#### GIVEN INSTRUCTION:
Show each line that has the string "name" in it.

#### THE RECORDS:
— start —

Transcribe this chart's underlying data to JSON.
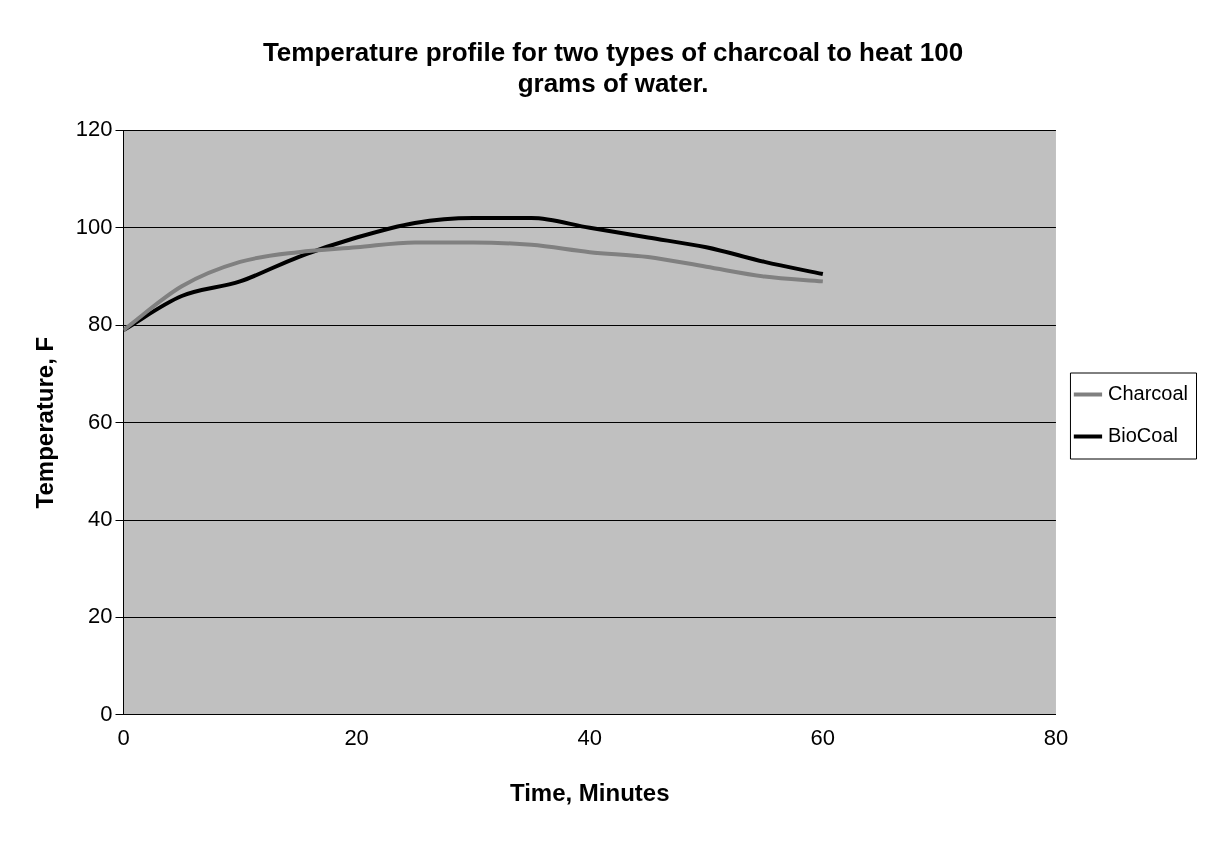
{
  "chart_data": {
    "type": "line",
    "title": "Temperature profile for two types of charcoal to heat 100 grams of water.",
    "xlabel": "Time, Minutes",
    "ylabel": "Temperature, F",
    "x": [
      0,
      5,
      10,
      15,
      20,
      25,
      30,
      35,
      40,
      45,
      50,
      55,
      60
    ],
    "series": [
      {
        "name": "Charcoal",
        "color": "#808080",
        "values": [
          79,
          88,
          93,
          95,
          96,
          97,
          97,
          96.5,
          95,
          94,
          92,
          90,
          89
        ]
      },
      {
        "name": "BioCoal",
        "color": "#000000",
        "values": [
          79,
          86,
          89,
          94,
          98,
          101,
          102,
          102,
          100,
          98,
          96,
          93,
          90.5
        ]
      }
    ],
    "xlim": [
      0,
      80
    ],
    "xticks": [
      0,
      20,
      40,
      60,
      80
    ],
    "ylim": [
      0,
      120
    ],
    "yticks": [
      0,
      20,
      40,
      60,
      80,
      100,
      120
    ],
    "grid": "y",
    "legend": "right",
    "marker": "none",
    "line_style": "solid"
  }
}
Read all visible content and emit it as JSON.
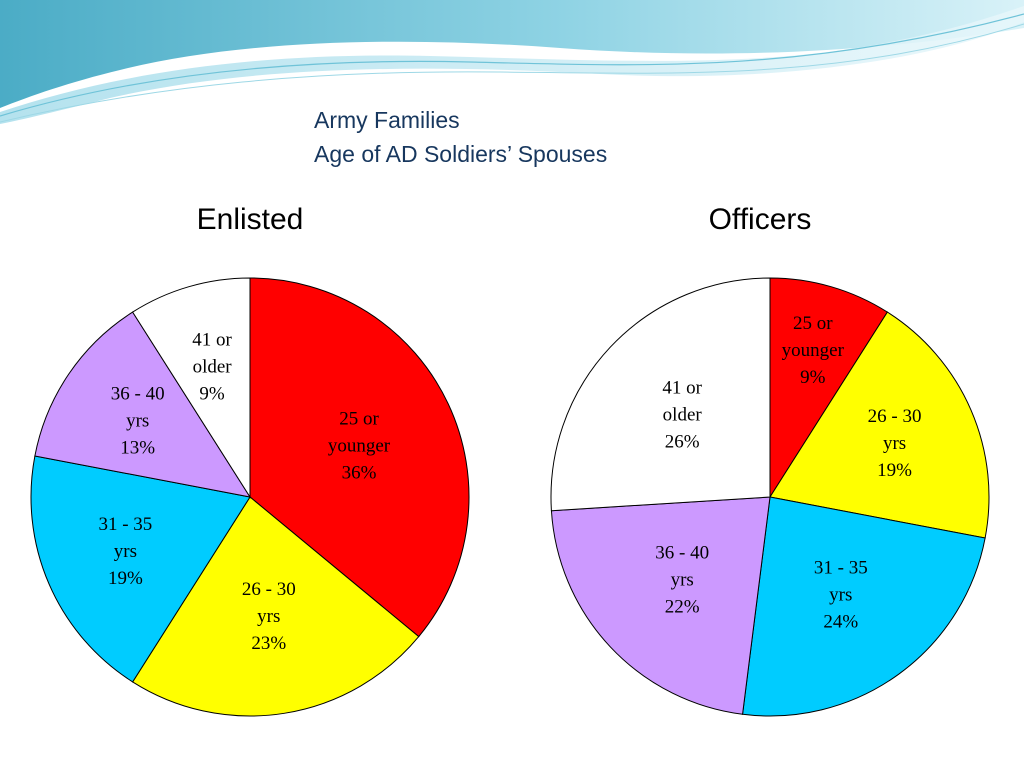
{
  "slide": {
    "title_line1": "Army Families",
    "title_line2": "Age of AD Soldiers’ Spouses"
  },
  "colors": {
    "title": "#17375E",
    "wave_dark": "#4BACC6",
    "wave_light": "#B7E3EE"
  },
  "chart_data": [
    {
      "type": "pie",
      "title": "Enlisted",
      "start": "12 o'clock",
      "direction": "clockwise",
      "slices": [
        {
          "label": [
            "25 or",
            "younger",
            "36%"
          ],
          "value": 36,
          "color": "#FF0000"
        },
        {
          "label": [
            "26 - 30",
            "yrs",
            "23%"
          ],
          "value": 23,
          "color": "#FFFF00"
        },
        {
          "label": [
            "31 - 35",
            "yrs",
            "19%"
          ],
          "value": 19,
          "color": "#00CCFF"
        },
        {
          "label": [
            "36 - 40",
            "yrs",
            "13%"
          ],
          "value": 13,
          "color": "#CC99FF"
        },
        {
          "label": [
            "41 or",
            "older",
            "9%"
          ],
          "value": 9,
          "color": "#FFFFFF"
        }
      ]
    },
    {
      "type": "pie",
      "title": "Officers",
      "start": "12 o'clock",
      "direction": "clockwise",
      "slices": [
        {
          "label": [
            "25 or",
            "younger",
            "9%"
          ],
          "value": 9,
          "color": "#FF0000"
        },
        {
          "label": [
            "26 - 30",
            "yrs",
            "19%"
          ],
          "value": 19,
          "color": "#FFFF00"
        },
        {
          "label": [
            "31 - 35",
            "yrs",
            "24%"
          ],
          "value": 24,
          "color": "#00CCFF"
        },
        {
          "label": [
            "36 - 40",
            "yrs",
            "22%"
          ],
          "value": 22,
          "color": "#CC99FF"
        },
        {
          "label": [
            "41 or",
            "older",
            "26%"
          ],
          "value": 26,
          "color": "#FFFFFF"
        }
      ]
    }
  ]
}
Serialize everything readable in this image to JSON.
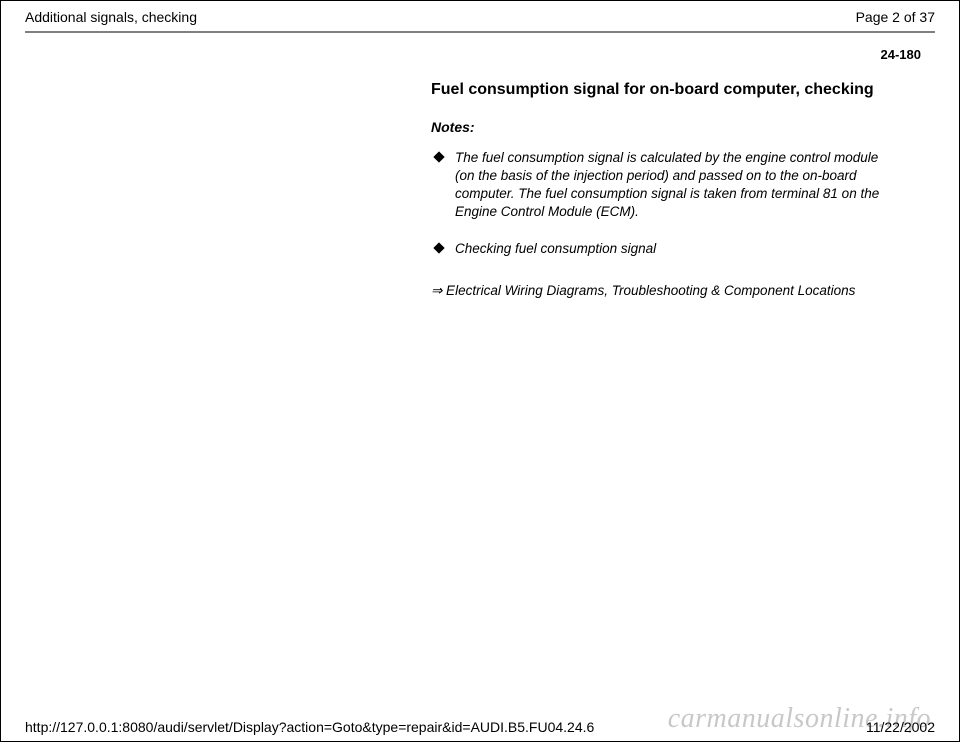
{
  "header": {
    "title": "Additional signals, checking",
    "page_label": "Page 2 of 37"
  },
  "page_number": "24-180",
  "content": {
    "section_title": "Fuel consumption signal for on-board computer, checking",
    "notes_label": "Notes:",
    "notes": [
      "The fuel consumption signal is calculated by the engine control module (on the basis of the injection period) and passed on to the on-board computer. The fuel consumption signal is taken from terminal 81 on the Engine Control Module (ECM).",
      "Checking fuel consumption signal"
    ],
    "reference": "⇒ Electrical Wiring Diagrams, Troubleshooting & Component Locations"
  },
  "footer": {
    "url": "http://127.0.0.1:8080/audi/servlet/Display?action=Goto&type=repair&id=AUDI.B5.FU04.24.6",
    "date": "11/22/2002"
  },
  "watermark": "carmanualsonline.info"
}
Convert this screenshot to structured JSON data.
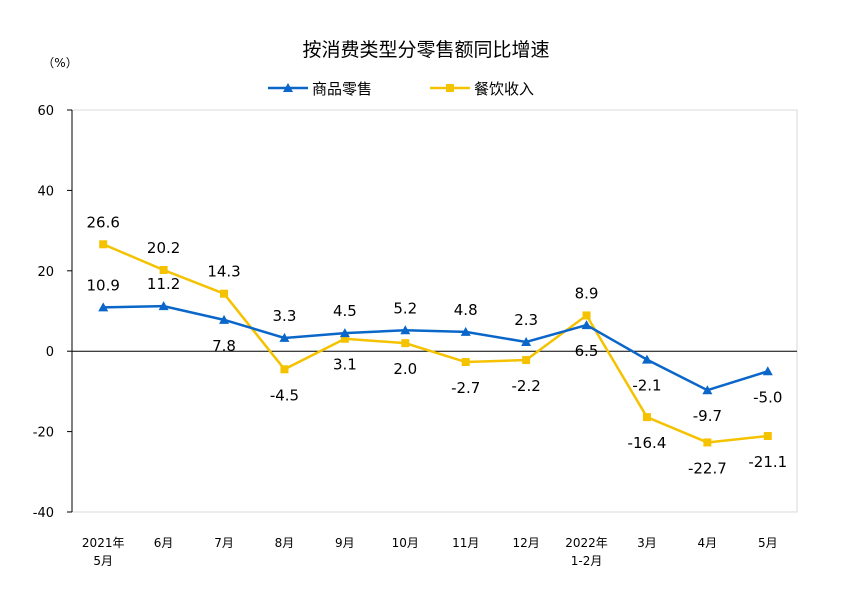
{
  "chart_data": {
    "type": "line",
    "title": "按消费类型分零售额同比增速",
    "ylabel": "（%）",
    "xlabel": "",
    "categories": [
      "2021年\n5月",
      "6月",
      "7月",
      "8月",
      "9月",
      "10月",
      "11月",
      "12月",
      "2022年\n1-2月",
      "3月",
      "4月",
      "5月"
    ],
    "ylim": [
      -40,
      60
    ],
    "yticks": [
      -40,
      -20,
      0,
      20,
      40,
      60
    ],
    "grid": false,
    "legend": "top",
    "series": [
      {
        "name": "商品零售",
        "color": "#0a67c9",
        "marker": "triangle",
        "values": [
          10.9,
          11.2,
          7.8,
          3.3,
          4.5,
          5.2,
          4.8,
          2.3,
          6.5,
          -2.1,
          -9.7,
          -5.0
        ]
      },
      {
        "name": "餐饮收入",
        "color": "#f5c200",
        "marker": "square",
        "values": [
          26.6,
          20.2,
          14.3,
          -4.5,
          3.1,
          2.0,
          -2.7,
          -2.2,
          8.9,
          -16.4,
          -22.7,
          -21.1
        ]
      }
    ]
  }
}
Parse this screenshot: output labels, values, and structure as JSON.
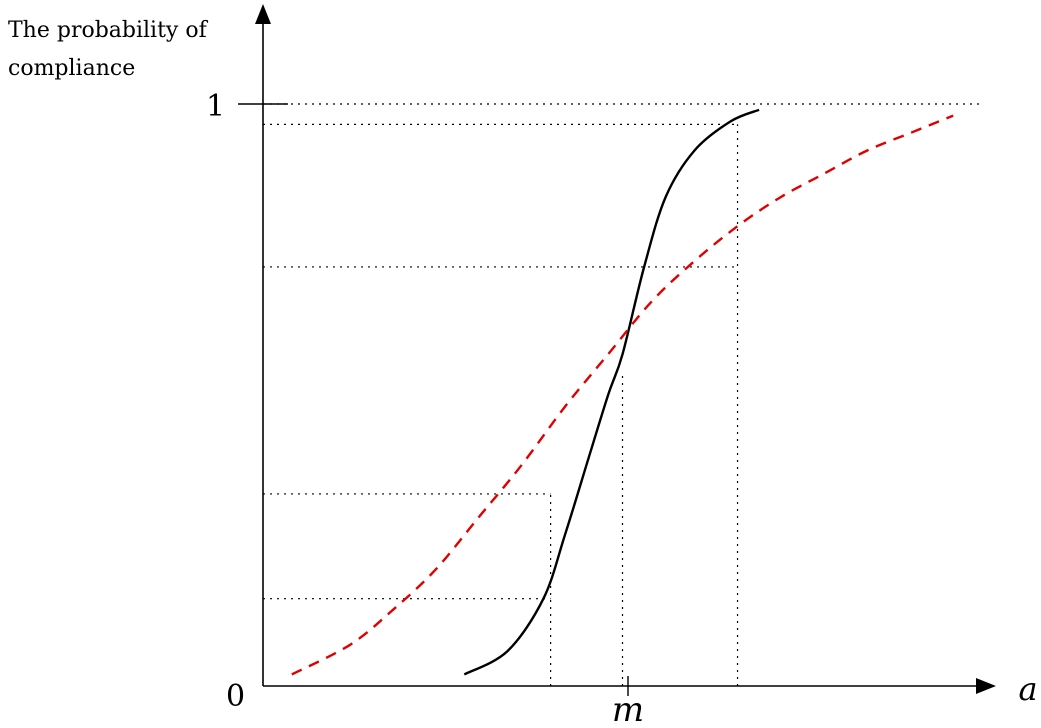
{
  "chart_data": {
    "type": "line",
    "ylabel_lines": [
      "The probability of",
      "compliance"
    ],
    "xlabel": "a",
    "y_ticks": [
      {
        "value": 0,
        "label": "0"
      },
      {
        "value": 1,
        "label": "1"
      }
    ],
    "x_ticks": [
      {
        "value": 0.5,
        "label": "m"
      }
    ],
    "xlim": [
      0,
      1
    ],
    "ylim": [
      0,
      1
    ],
    "grid": false,
    "colors": {
      "axes": "#000000",
      "solid_series": "#000000",
      "dashed_series": "#e00000",
      "guides": "#000000"
    },
    "series": [
      {
        "style": "solid",
        "x": [
          0.28,
          0.34,
          0.39,
          0.42,
          0.45,
          0.48,
          0.5,
          0.53,
          0.56,
          0.6,
          0.65,
          0.69
        ],
        "y": [
          0.02,
          0.06,
          0.15,
          0.26,
          0.38,
          0.5,
          0.57,
          0.72,
          0.84,
          0.92,
          0.97,
          0.99
        ]
      },
      {
        "style": "dashed",
        "x": [
          0.04,
          0.12,
          0.18,
          0.24,
          0.3,
          0.36,
          0.42,
          0.48,
          0.54,
          0.6,
          0.66,
          0.72,
          0.78,
          0.84,
          0.9,
          0.96
        ],
        "y": [
          0.02,
          0.07,
          0.13,
          0.2,
          0.29,
          0.38,
          0.48,
          0.57,
          0.66,
          0.73,
          0.79,
          0.84,
          0.88,
          0.92,
          0.95,
          0.98
        ]
      }
    ],
    "guides": [
      {
        "kind": "h",
        "y": 1.0,
        "x_to": 1.0
      },
      {
        "kind": "h",
        "y": 0.965,
        "x_to": 0.66
      },
      {
        "kind": "h",
        "y": 0.72,
        "x_to": 0.66
      },
      {
        "kind": "h",
        "y": 0.33,
        "x_to": 0.4
      },
      {
        "kind": "h",
        "y": 0.15,
        "x_to": 0.4
      },
      {
        "kind": "v",
        "x": 0.4,
        "y_to": 0.33
      },
      {
        "kind": "v",
        "x": 0.5,
        "y_to": 0.54
      },
      {
        "kind": "v",
        "x": 0.66,
        "y_to": 0.965
      }
    ]
  }
}
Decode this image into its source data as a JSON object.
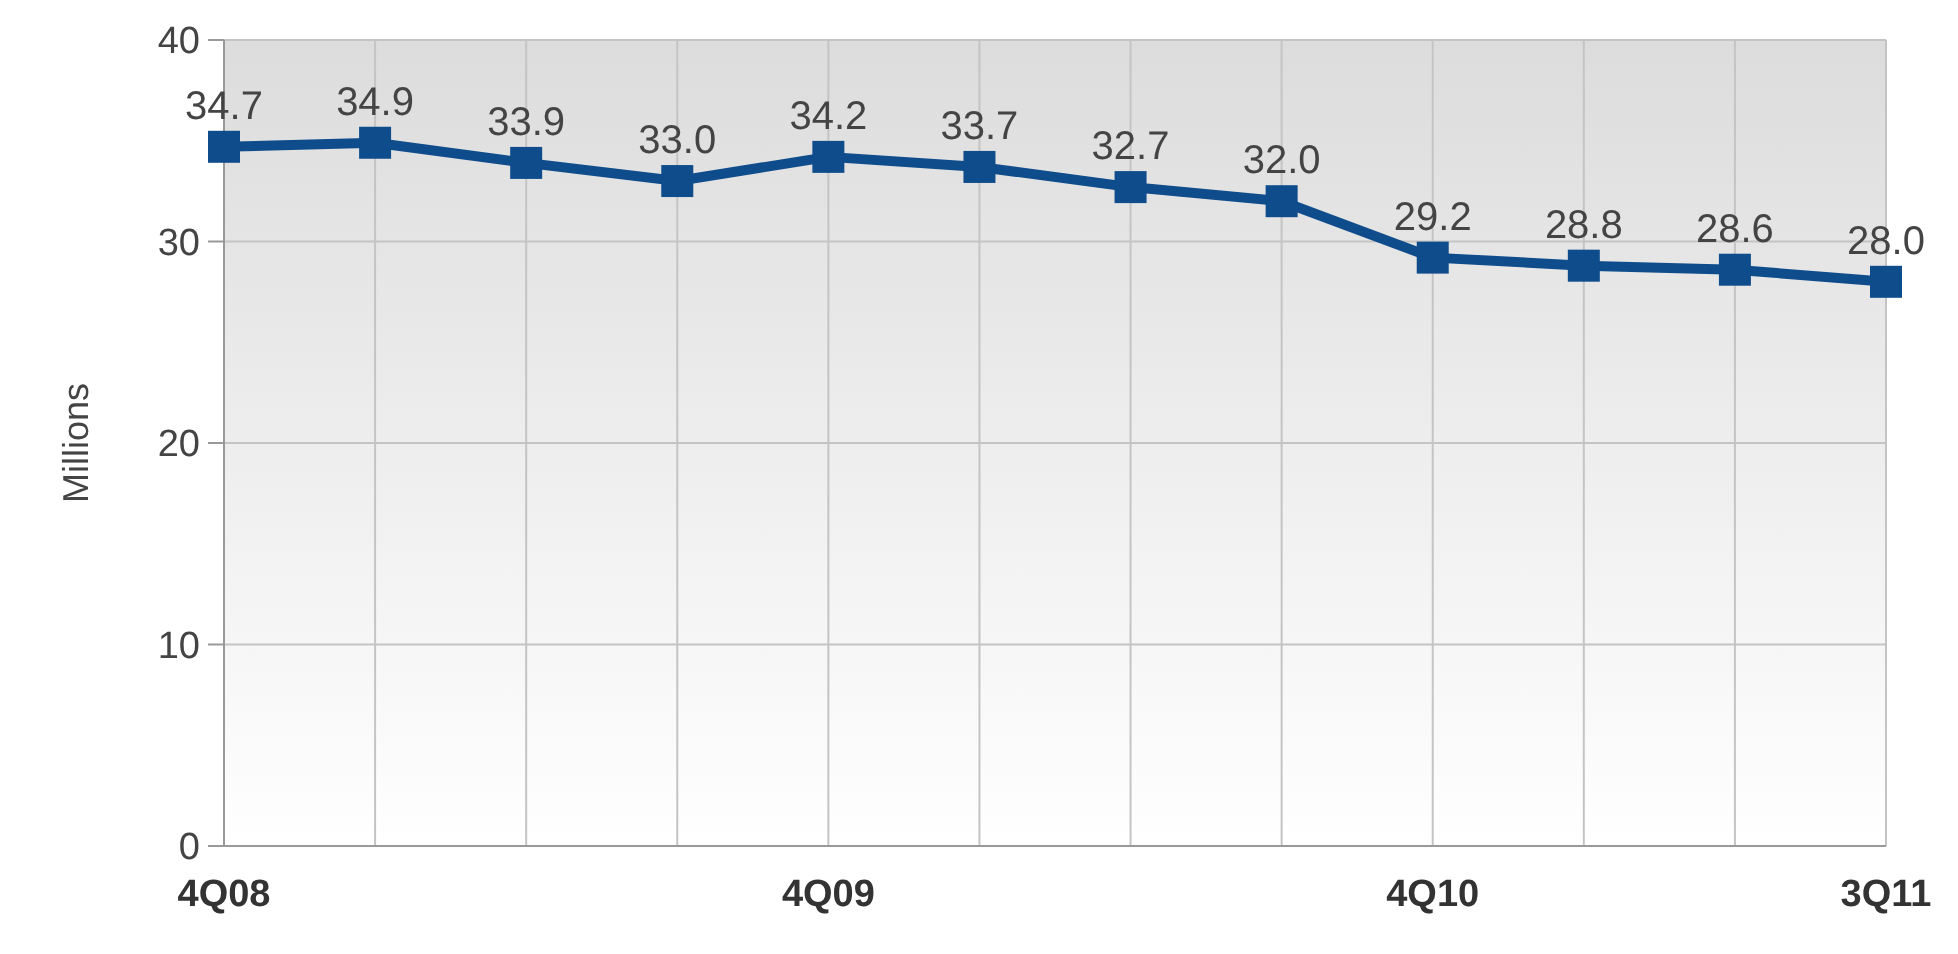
{
  "chart_data": {
    "type": "line",
    "ylabel": "Millions",
    "categories": [
      "4Q08",
      null,
      null,
      null,
      "4Q09",
      null,
      null,
      null,
      "4Q10",
      null,
      null,
      "3Q11"
    ],
    "series": [
      {
        "color": "#0f4c8c",
        "values": [
          34.7,
          34.9,
          33.9,
          33.0,
          34.2,
          33.7,
          32.7,
          32.0,
          29.2,
          28.8,
          28.6,
          28.0
        ],
        "value_labels": [
          "34.7",
          "34.9",
          "33.9",
          "33.0",
          "34.2",
          "33.7",
          "32.7",
          "32.0",
          "29.2",
          "28.8",
          "28.6",
          "28.0"
        ]
      }
    ],
    "ylim": [
      0,
      40
    ],
    "yticks": [
      0,
      10,
      20,
      30,
      40
    ],
    "grid": true,
    "marker": "square",
    "line_style": "solid"
  }
}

— end —

#### RESULT FOR THIS EXERCISE:
        "name": "Charcoal",
        "name": "BioCoal",
        "name": "商品零售",
        "name": "餐饮收入",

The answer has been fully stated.